▶ Exercise:
Your reply should hold every record exactly as given, with no pictures in it.

▶ Available data:
================
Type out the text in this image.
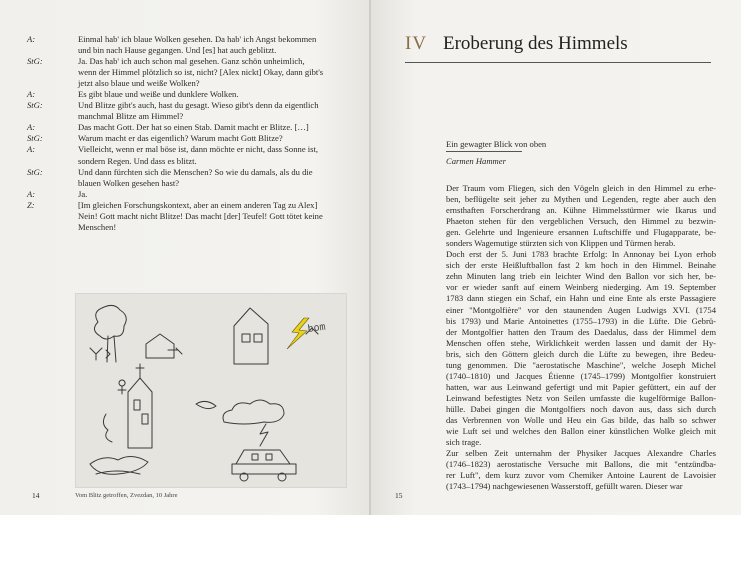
A:	Einmal hab' ich blaue Wolken gesehen. Da hab' ich Angst bekommen
und bin nach Hause gegangen. Und [es] hat auch geblitzt.
StG:	Ja. Das hab' ich auch schon mal gesehen. Ganz schön unheimlich,
wenn der Himmel plötzlich so ist, nicht? [Alex nickt] Okay, dann gibt's
jetzt also blaue und weiße Wolken?
A:	Es gibt blaue und weiße und dunklere Wolken.
StG:	Und Blitze gibt's auch, hast du gesagt. Wieso gibt's denn da eigentlich
manchmal Blitze am Himmel?
A:	Das macht Gott. Der hat so einen Stab. Damit macht er Blitze. […]
StG:	Warum macht er das eigentlich? Warum macht Gott Blitze?
A:	Vielleicht, wenn er mal böse ist, dann möchte er nicht, dass Sonne ist,
sondern Regen. Und dass es blitzt.
StG:	Und dann fürchten sich die Menschen? So wie du damals, als du die
blauen Wolken gesehen hast?
A:	Ja.
Z:	[Im gleichen Forschungskontext, aber an einem anderen Tag zu Alex]
Nein! Gott macht nicht Blitze! Das macht [der] Teufel! Gott tötet keine
Menschen!
bom
Vom Blitz getroffen, Zvezdan, 10 Jahre
14
IV Eroberung des Himmels
Ein gewagter Blick von oben
Carmen Hammer
Der Traum vom Fliegen, sich den Vögeln gleich in den Himmel zu erhe-
ben, beflügelte seit jeher zu Mythen und Legenden, regte aber auch den
ernsthaften Forscherdrang an. Kühne Himmelsstürmer wie Ikarus und
Phaeton stehen für den vergeblichen Versuch, den Himmel zu bezwin-
gen. Gelehrte und Ingenieure ersannen Luftschiffe und Flugapparate, be-
sonders Wagemutige stürzten sich von Klippen und Türmen herab.
Doch erst der 5. Juni 1783 brachte Erfolg: In Annonay bei Lyon erhob
sich der erste Heißluftballon fast 2 km hoch in den Himmel. Beinahe
zehn Minuten lang trieb ein leichter Wind den Ballon vor sich her, be-
vor er wieder sanft auf einem Weinberg niederging. Am 19. September
1783 dann stiegen ein Schaf, ein Hahn und eine Ente als erste Passagiere
einer "Montgolfière" vor den staunenden Augen Ludwigs XVI. (1754
bis 1793) und Marie Antoinettes (1755–1793) in die Lüfte. Die Gebrü-
der Montgolfier hatten den Traum des Daedalus, dass der Himmel dem
Menschen offen stehe, Wirklichkeit werden lassen und damit der Hy-
bris, sich den Göttern gleich durch die Lüfte zu bewegen, ihre Bedeu-
tung genommen. Die "aerostatische Maschine", welche Joseph Michel
(1740–1810) und Jacques Étienne (1745–1799) Montgolfier konstruiert
hatten, war aus Leinwand gefertigt und mit Papier gefüttert, ein auf der
Leinwand befestigtes Netz von Seilen umfasste die kugelförmige Ballon-
hülle. Dabei gingen die Montgolfiers noch davon aus, dass sich durch
das Verbrennen von Wolle und Heu ein Gas bilde, das halb so schwer
wie Luft sei und welches den Ballon einer künstlichen Wolke gleich mit
sich trage.
Zur selben Zeit unternahm der Physiker Jacques Alexandre Charles
(1746–1823) aerostatische Versuche mit Ballons, die mit "entzündba-
rer Luft", dem kurz zuvor vom Chemiker Antoine Laurent de Lavoisier
(1743–1794) nachgewiesenen Wasserstoff, gefüllt waren. Dieser war
15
================
▶ Task answer:
Type out the text in this image.
A:	Einmal hab' ich blaue Wolken gesehen. Da hab' ich Angst bekommen
und bin nach Hause gegangen. Und [es] hat auch geblitzt.
StG:	Ja. Das hab' ich auch schon mal gesehen. Ganz schön unheimlich,
wenn der Himmel plötzlich so ist, nicht? [Alex nickt] Okay, dann gibt's
jetzt also blaue und weiße Wolken?
A:	Es gibt blaue und weiße und dunklere Wolken.
StG:	Und Blitze gibt's auch, hast du gesagt. Wieso gibt's denn da eigentlich
manchmal Blitze am Himmel?
A:	Das macht Gott. Der hat so einen Stab. Damit macht er Blitze. […]
StG:	Warum macht er das eigentlich? Warum macht Gott Blitze?
A:	Vielleicht, wenn er mal böse ist, dann möchte er nicht, dass Sonne ist,
sondern Regen. Und dass es blitzt.
StG:	Und dann fürchten sich die Menschen? So wie du damals, als du die
blauen Wolken gesehen hast?
A:	Ja.
Z:	[Im gleichen Forschungskontext, aber an einem anderen Tag zu Alex]
Nein! Gott macht nicht Blitze! Das macht [der] Teufel! Gott tötet keine
Menschen!
bom
Vom Blitz getroffen, Zvezdan, 10 Jahre
14
IV Eroberung des Himmels
Ein gewagter Blick von oben
Carmen Hammer
Der Traum vom Fliegen, sich den Vögeln gleich in den Himmel zu erhe-
ben, beflügelte seit jeher zu Mythen und Legenden, regte aber auch den
ernsthaften Forscherdrang an. Kühne Himmelsstürmer wie Ikarus und
Phaeton stehen für den vergeblichen Versuch, den Himmel zu bezwin-
gen. Gelehrte und Ingenieure ersannen Luftschiffe und Flugapparate, be-
sonders Wagemutige stürzten sich von Klippen und Türmen herab.
Doch erst der 5. Juni 1783 brachte Erfolg: In Annonay bei Lyon erhob
sich der erste Heißluftballon fast 2 km hoch in den Himmel. Beinahe
zehn Minuten lang trieb ein leichter Wind den Ballon vor sich her, be-
vor er wieder sanft auf einem Weinberg niederging. Am 19. September
1783 dann stiegen ein Schaf, ein Hahn und eine Ente als erste Passagiere
einer "Montgolfière" vor den staunenden Augen Ludwigs XVI. (1754
bis 1793) und Marie Antoinettes (1755–1793) in die Lüfte. Die Gebrü-
der Montgolfier hatten den Traum des Daedalus, dass der Himmel dem
Menschen offen stehe, Wirklichkeit werden lassen und damit der Hy-
bris, sich den Göttern gleich durch die Lüfte zu bewegen, ihre Bedeu-
tung genommen. Die "aerostatische Maschine", welche Joseph Michel
(1740–1810) und Jacques Étienne (1745–1799) Montgolfier konstruiert
hatten, war aus Leinwand gefertigt und mit Papier gefüttert, ein auf der
Leinwand befestigtes Netz von Seilen umfasste die kugelförmige Ballon-
hülle. Dabei gingen die Montgolfiers noch davon aus, dass sich durch
das Verbrennen von Wolle und Heu ein Gas bilde, das halb so schwer
wie Luft sei und welches den Ballon einer künstlichen Wolke gleich mit
sich trage.
Zur selben Zeit unternahm der Physiker Jacques Alexandre Charles
(1746–1823) aerostatische Versuche mit Ballons, die mit "entzündba-
rer Luft", dem kurz zuvor vom Chemiker Antoine Laurent de Lavoisier
(1743–1794) nachgewiesenen Wasserstoff, gefüllt waren. Dieser war
15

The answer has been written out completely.